What is needed: Transcribe the listing below word for word.

Extracted information:
## start

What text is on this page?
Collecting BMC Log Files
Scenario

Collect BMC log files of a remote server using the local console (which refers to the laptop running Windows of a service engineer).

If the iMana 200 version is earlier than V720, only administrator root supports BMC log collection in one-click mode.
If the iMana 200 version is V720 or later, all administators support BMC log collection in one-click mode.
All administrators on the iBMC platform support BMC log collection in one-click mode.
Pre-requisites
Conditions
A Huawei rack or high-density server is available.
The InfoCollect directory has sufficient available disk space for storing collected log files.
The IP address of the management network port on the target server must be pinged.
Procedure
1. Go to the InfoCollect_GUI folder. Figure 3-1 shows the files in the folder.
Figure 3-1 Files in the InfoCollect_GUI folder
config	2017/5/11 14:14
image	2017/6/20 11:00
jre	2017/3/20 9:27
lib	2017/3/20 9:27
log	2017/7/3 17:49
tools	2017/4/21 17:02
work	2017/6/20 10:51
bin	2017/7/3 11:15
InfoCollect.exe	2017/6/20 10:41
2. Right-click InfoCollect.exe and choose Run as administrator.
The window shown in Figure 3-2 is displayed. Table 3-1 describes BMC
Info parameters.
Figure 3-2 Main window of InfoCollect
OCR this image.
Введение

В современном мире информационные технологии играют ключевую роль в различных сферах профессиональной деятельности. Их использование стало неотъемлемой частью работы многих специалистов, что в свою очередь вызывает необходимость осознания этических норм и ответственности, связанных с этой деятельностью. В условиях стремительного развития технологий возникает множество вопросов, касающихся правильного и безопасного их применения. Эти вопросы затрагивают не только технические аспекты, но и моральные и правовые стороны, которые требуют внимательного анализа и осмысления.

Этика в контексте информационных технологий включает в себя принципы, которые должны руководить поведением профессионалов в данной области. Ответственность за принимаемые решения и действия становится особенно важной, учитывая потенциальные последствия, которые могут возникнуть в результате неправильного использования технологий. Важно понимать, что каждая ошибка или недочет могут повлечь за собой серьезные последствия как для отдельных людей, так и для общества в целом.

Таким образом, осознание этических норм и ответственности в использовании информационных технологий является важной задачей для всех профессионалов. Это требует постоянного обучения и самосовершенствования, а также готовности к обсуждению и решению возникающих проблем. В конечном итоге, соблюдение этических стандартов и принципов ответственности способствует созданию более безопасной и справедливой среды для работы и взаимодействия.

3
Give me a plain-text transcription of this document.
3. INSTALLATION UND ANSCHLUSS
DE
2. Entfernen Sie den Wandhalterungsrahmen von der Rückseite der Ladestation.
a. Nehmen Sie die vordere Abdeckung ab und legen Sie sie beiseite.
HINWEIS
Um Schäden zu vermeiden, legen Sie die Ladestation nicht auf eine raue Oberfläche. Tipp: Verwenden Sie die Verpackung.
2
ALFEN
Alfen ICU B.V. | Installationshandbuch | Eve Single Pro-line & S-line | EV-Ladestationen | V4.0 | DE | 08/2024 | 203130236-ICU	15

## end

Solution:
What text is on this page?
Collecting BMC Log Files
Scenario

Collect BMC log files of a remote server using the local console (which refers to the laptop running Windows of a service engineer).

If the iMana 200 version is earlier than V720, only administrator root supports BMC log collection in one-click mode.
If the iMana 200 version is V720 or later, all administators support BMC log collection in one-click mode.
All administrators on the iBMC platform support BMC log collection in one-click mode.
Pre-requisites
Conditions
A Huawei rack or high-density server is available.
The InfoCollect directory has sufficient available disk space for storing collected log files.
The IP address of the management network port on the target server must be pinged.
Procedure
1. Go to the InfoCollect_GUI folder. Figure 3-1 shows the files in the folder.
Figure 3-1 Files in the InfoCollect_GUI folder
config	2017/5/11 14:14
image	2017/6/20 11:00
jre	2017/3/20 9:27
lib	2017/3/20 9:27
log	2017/7/3 17:49
tools	2017/4/21 17:02
work	2017/6/20 10:51
bin	2017/7/3 11:15
InfoCollect.exe	2017/6/20 10:41
2. Right-click InfoCollect.exe and choose Run as administrator.
The window shown in Figure 3-2 is displayed. Table 3-1 describes BMC
Info parameters.
Figure 3-2 Main window of InfoCollect
OCR this image.
Введение

В современном мире информационные технологии играют ключевую роль в различных сферах профессиональной деятельности. Их использование стало неотъемлемой частью работы многих специалистов, что в свою очередь вызывает необходимость осознания этических норм и ответственности, связанных с этой деятельностью. В условиях стремительного развития технологий возникает множество вопросов, касающихся правильного и безопасного их применения. Эти вопросы затрагивают не только технические аспекты, но и моральные и правовые стороны, которые требуют внимательного анализа и осмысления.

Этика в контексте информационных технологий включает в себя принципы, которые должны руководить поведением профессионалов в данной области. Ответственность за принимаемые решения и действия становится особенно важной, учитывая потенциальные последствия, которые могут возникнуть в результате неправильного использования технологий. Важно понимать, что каждая ошибка или недочет могут повлечь за собой серьезные последствия как для отдельных людей, так и для общества в целом.

Таким образом, осознание этических норм и ответственности в использовании информационных технологий является важной задачей для всех профессионалов. Это требует постоянного обучения и самосовершенствования, а также готовности к обсуждению и решению возникающих проблем. В конечном итоге, соблюдение этических стандартов и принципов ответственности способствует созданию более безопасной и справедливой среды для работы и взаимодействия.

3
Give me a plain-text transcription of this document.
3. INSTALLATION UND ANSCHLUSS
DE
2. Entfernen Sie den Wandhalterungsrahmen von der Rückseite der Ladestation.
a. Nehmen Sie die vordere Abdeckung ab und legen Sie sie beiseite.
HINWEIS
Um Schäden zu vermeiden, legen Sie die Ladestation nicht auf eine raue Oberfläche. Tipp: Verwenden Sie die Verpackung.
2
ALFEN
Alfen ICU B.V. | Installationshandbuch | Eve Single Pro-line & S-line | EV-Ladestationen | V4.0 | DE | 08/2024 | 203130236-ICU	15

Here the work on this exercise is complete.